* **WHAT TO PRODUCE**
Extract the complete listing and repeat it word for word.

* **MATERIAL PROVIDED**
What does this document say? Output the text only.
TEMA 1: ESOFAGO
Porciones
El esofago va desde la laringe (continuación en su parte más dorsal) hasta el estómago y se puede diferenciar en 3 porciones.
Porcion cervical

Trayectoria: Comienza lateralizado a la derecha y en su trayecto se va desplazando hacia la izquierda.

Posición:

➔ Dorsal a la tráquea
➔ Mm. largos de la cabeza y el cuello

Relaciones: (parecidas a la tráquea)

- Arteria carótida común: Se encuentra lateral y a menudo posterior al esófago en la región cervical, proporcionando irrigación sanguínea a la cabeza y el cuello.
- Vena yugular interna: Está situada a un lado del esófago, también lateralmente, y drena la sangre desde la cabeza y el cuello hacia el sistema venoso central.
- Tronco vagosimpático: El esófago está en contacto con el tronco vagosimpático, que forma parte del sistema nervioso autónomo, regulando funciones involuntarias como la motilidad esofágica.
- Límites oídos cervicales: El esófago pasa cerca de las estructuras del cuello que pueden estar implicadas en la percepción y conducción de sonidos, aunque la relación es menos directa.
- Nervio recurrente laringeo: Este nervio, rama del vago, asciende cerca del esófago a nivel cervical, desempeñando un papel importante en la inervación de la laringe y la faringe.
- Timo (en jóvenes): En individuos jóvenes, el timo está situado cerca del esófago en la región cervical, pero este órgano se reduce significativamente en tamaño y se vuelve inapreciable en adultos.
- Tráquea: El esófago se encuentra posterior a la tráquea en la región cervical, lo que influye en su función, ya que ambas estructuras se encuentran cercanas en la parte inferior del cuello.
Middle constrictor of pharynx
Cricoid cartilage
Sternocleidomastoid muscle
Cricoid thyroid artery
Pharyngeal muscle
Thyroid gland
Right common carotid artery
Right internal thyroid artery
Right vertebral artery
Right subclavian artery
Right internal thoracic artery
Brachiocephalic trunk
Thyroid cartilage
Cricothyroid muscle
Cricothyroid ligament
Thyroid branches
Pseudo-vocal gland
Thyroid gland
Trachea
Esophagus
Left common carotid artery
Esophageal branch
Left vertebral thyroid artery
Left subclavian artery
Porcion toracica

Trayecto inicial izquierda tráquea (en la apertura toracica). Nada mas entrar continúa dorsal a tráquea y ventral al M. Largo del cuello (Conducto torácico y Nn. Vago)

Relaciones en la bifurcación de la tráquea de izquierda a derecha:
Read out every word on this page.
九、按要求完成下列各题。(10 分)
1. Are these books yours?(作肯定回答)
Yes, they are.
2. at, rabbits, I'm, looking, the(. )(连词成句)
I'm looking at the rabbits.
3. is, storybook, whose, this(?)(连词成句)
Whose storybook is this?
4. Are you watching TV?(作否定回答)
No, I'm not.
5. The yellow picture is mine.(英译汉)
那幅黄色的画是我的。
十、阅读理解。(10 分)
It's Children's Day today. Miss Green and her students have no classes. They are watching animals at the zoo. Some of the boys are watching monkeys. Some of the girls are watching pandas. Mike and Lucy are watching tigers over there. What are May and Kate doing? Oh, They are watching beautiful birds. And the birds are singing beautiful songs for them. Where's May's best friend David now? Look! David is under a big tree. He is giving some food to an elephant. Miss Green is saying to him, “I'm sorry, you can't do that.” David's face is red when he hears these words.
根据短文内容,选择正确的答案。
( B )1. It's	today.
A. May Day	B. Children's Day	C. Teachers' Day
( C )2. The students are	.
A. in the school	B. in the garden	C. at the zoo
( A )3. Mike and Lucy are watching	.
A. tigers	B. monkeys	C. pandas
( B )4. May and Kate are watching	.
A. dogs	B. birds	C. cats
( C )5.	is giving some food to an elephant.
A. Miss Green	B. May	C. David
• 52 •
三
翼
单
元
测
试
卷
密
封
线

* **SOLUTION FOR THIS TASK**
What does this document say? Output the text only.
TEMA 1: ESOFAGO
Porciones
El esofago va desde la laringe (continuación en su parte más dorsal) hasta el estómago y se puede diferenciar en 3 porciones.
Porcion cervical

Trayectoria: Comienza lateralizado a la derecha y en su trayecto se va desplazando hacia la izquierda.

Posición:

➔ Dorsal a la tráquea
➔ Mm. largos de la cabeza y el cuello

Relaciones: (parecidas a la tráquea)

- Arteria carótida común: Se encuentra lateral y a menudo posterior al esófago en la región cervical, proporcionando irrigación sanguínea a la cabeza y el cuello.
- Vena yugular interna: Está situada a un lado del esófago, también lateralmente, y drena la sangre desde la cabeza y el cuello hacia el sistema venoso central.
- Tronco vagosimpático: El esófago está en contacto con el tronco vagosimpático, que forma parte del sistema nervioso autónomo, regulando funciones involuntarias como la motilidad esofágica.
- Límites oídos cervicales: El esófago pasa cerca de las estructuras del cuello que pueden estar implicadas en la percepción y conducción de sonidos, aunque la relación es menos directa.
- Nervio recurrente laringeo: Este nervio, rama del vago, asciende cerca del esófago a nivel cervical, desempeñando un papel importante en la inervación de la laringe y la faringe.
- Timo (en jóvenes): En individuos jóvenes, el timo está situado cerca del esófago en la región cervical, pero este órgano se reduce significativamente en tamaño y se vuelve inapreciable en adultos.
- Tráquea: El esófago se encuentra posterior a la tráquea en la región cervical, lo que influye en su función, ya que ambas estructuras se encuentran cercanas en la parte inferior del cuello.
Middle constrictor of pharynx
Cricoid cartilage
Sternocleidomastoid muscle
Cricoid thyroid artery
Pharyngeal muscle
Thyroid gland
Right common carotid artery
Right internal thyroid artery
Right vertebral artery
Right subclavian artery
Right internal thoracic artery
Brachiocephalic trunk
Thyroid cartilage
Cricothyroid muscle
Cricothyroid ligament
Thyroid branches
Pseudo-vocal gland
Thyroid gland
Trachea
Esophagus
Left common carotid artery
Esophageal branch
Left vertebral thyroid artery
Left subclavian artery
Porcion toracica

Trayecto inicial izquierda tráquea (en la apertura toracica). Nada mas entrar continúa dorsal a tráquea y ventral al M. Largo del cuello (Conducto torácico y Nn. Vago)

Relaciones en la bifurcación de la tráquea de izquierda a derecha:
Read out every word on this page.
九、按要求完成下列各题。(10 分)
1. Are these books yours?(作肯定回答)
Yes, they are.
2. at, rabbits, I'm, looking, the(. )(连词成句)
I'm looking at the rabbits.
3. is, storybook, whose, this(?)(连词成句)
Whose storybook is this?
4. Are you watching TV?(作否定回答)
No, I'm not.
5. The yellow picture is mine.(英译汉)
那幅黄色的画是我的。
十、阅读理解。(10 分)
It's Children's Day today. Miss Green and her students have no classes. They are watching animals at the zoo. Some of the boys are watching monkeys. Some of the girls are watching pandas. Mike and Lucy are watching tigers over there. What are May and Kate doing? Oh, They are watching beautiful birds. And the birds are singing beautiful songs for them. Where's May's best friend David now? Look! David is under a big tree. He is giving some food to an elephant. Miss Green is saying to him, “I'm sorry, you can't do that.” David's face is red when he hears these words.
根据短文内容,选择正确的答案。
( B )1. It's	today.
A. May Day	B. Children's Day	C. Teachers' Day
( C )2. The students are	.
A. in the school	B. in the garden	C. at the zoo
( A )3. Mike and Lucy are watching	.
A. tigers	B. monkeys	C. pandas
( B )4. May and Kate are watching	.
A. dogs	B. birds	C. cats
( C )5.	is giving some food to an elephant.
A. Miss Green	B. May	C. David
• 52 •
三
翼
单
元
测
试
卷
密
封
线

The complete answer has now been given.